- Stated task 1 -
Return the circle puzzle post below word for word, in full.

Another week, another riddler. This weeks:
From Keith Wynroe, a concise circular conundrum:
If N points are generated at random places on the perimeter of a circle, what is the probability that you can pick a diameter such that all of those points are on only one side of the newly halved circle?
What a cool problem. First, I wanted to restate the problem so it could be evaluated more easily. I came up with finding the maximum difference in angle between two points. If this value is greater than 180 deg then you can draw a diameter in there that would satisfy this criteria.
Now how do we figure out how often this criteria is met? First, lets assume that one point is always at 0 (we can achieve this by rotating our circle). The same point is also at 360 degrees. Then there are N-1 points that will be located on the rest of our circle
For N=3 this would look like:
This is what it may look like after the points are placed. However, before points B & C are placed we have
If we place B & C and both are 180 deg or further from A1 then our layout would pass the test (shown in yellow). This is our first condition for creating a passing circle. For this experiment lets say we don’t and we place B between 0 and 180 degrees and instead get something like this:
Now, if we placing C and its greater than 180 degrees larger than B or less than B it would pass the test (shown in yellow). This is our second condition. Lets again say we don’t place it there and get something like this:
This brings us to our final condition, if all points are 180 deg or greater from A2. In this case they are, so our circle passes the test.

Source data:
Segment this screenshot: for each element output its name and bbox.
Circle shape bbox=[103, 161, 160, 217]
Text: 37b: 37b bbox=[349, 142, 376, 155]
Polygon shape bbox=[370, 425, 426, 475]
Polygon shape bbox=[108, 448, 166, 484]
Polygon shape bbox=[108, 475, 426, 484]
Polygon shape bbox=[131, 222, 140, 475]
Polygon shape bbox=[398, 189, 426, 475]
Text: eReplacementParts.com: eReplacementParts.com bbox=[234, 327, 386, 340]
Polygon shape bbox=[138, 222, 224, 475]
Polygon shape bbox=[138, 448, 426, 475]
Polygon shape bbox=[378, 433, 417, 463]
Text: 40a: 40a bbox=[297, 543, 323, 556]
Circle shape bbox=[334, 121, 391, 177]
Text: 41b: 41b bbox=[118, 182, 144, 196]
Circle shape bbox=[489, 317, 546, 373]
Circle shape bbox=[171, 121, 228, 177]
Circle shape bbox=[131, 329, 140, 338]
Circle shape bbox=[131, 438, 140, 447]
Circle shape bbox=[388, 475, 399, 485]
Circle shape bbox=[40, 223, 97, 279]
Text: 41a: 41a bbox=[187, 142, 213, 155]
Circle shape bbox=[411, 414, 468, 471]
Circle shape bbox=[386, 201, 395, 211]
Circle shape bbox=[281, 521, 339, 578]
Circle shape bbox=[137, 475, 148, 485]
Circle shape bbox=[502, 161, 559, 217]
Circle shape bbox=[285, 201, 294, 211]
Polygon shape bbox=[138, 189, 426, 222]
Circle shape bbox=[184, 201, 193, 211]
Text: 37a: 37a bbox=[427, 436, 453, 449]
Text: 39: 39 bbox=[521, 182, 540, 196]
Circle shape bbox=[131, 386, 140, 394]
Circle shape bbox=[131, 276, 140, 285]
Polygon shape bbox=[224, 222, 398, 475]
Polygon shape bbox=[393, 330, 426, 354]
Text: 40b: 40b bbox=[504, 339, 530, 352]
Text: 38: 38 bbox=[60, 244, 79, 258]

- Stated task 2 -
State only the number of lines in the entries above that contain the string "Text".

- Result 1 -
Another week, another riddler. This weeks:
From Keith Wynroe, a concise circular conundrum:
If N points are generated at random places on the perimeter of a circle, what is the probability that you can pick a diameter such that all of those points are on only one side of the newly halved circle?
What a cool problem. First, I wanted to restate the problem so it could be evaluated more easily. I came up with finding the maximum difference in angle between two points. If this value is greater than 180 deg then you can draw a diameter in there that would satisfy this criteria.
Now how do we figure out how often this criteria is met? First, lets assume that one point is always at 0 (we can achieve this by rotating our circle). The same point is also at 360 degrees. Then there are N-1 points that will be located on the rest of our circle
For N=3 this would look like:
This is what it may look like after the points are placed. However, before points B & C are placed we have
If we place B & C and both are 180 deg or further from A1 then our layout would pass the test (shown in yellow). This is our first condition for creating a passing circle. For this experiment lets say we don’t and we place B between 0 and 180 degrees and instead get something like this:
Now, if we placing C and its greater than 180 degrees larger than B or less than B it would pass the test (shown in yellow). This is our second condition. Lets again say we don’t place it there and get something like this:
This brings us to our final condition, if all points are 180 deg or greater from A2. In this case they are, so our circle passes the test.

- Result 2 -
9